== Written task ==
Across the entries, how many lines have the string "estrategias" in them? Reply with only a number.

== Items from a dataset ==
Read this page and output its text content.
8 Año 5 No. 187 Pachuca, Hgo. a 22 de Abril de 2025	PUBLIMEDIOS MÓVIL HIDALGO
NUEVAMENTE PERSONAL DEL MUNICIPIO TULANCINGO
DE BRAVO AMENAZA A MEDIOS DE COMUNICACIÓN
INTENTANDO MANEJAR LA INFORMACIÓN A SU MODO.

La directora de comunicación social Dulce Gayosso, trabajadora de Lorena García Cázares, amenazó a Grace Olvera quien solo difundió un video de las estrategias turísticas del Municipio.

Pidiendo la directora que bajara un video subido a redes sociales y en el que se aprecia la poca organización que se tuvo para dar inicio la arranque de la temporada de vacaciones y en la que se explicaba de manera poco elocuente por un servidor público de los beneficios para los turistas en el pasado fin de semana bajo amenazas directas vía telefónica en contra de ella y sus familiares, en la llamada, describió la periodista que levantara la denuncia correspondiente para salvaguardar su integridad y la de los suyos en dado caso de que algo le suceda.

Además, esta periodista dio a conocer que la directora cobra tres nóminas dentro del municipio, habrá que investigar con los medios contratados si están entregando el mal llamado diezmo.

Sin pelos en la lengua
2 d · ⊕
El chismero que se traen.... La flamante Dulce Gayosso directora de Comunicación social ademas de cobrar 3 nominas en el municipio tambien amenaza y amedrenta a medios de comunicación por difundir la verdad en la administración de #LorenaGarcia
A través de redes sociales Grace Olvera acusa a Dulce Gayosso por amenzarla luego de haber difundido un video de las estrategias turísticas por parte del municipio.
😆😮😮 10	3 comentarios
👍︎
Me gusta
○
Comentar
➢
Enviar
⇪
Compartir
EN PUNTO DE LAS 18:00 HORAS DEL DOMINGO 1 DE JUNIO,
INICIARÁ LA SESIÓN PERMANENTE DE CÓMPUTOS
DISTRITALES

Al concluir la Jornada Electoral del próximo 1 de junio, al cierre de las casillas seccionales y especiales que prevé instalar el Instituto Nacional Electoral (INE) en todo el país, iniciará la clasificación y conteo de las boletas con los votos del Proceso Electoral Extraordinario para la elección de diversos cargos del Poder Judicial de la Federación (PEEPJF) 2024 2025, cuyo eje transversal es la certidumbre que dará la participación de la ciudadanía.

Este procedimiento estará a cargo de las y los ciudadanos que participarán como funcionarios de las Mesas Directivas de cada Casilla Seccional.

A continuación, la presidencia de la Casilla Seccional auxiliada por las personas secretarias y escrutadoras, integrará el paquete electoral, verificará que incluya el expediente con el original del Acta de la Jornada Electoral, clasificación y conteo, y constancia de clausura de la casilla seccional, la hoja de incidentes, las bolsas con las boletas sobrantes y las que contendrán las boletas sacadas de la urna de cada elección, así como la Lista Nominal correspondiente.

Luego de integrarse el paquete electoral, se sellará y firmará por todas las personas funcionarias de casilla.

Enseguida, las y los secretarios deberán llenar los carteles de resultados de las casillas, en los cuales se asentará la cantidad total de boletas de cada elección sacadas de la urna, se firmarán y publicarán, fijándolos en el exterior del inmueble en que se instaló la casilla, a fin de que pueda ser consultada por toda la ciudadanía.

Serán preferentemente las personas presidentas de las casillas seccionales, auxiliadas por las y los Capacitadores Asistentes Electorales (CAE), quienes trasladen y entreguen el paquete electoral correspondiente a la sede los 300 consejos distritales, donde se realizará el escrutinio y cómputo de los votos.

== Output of the task ==
2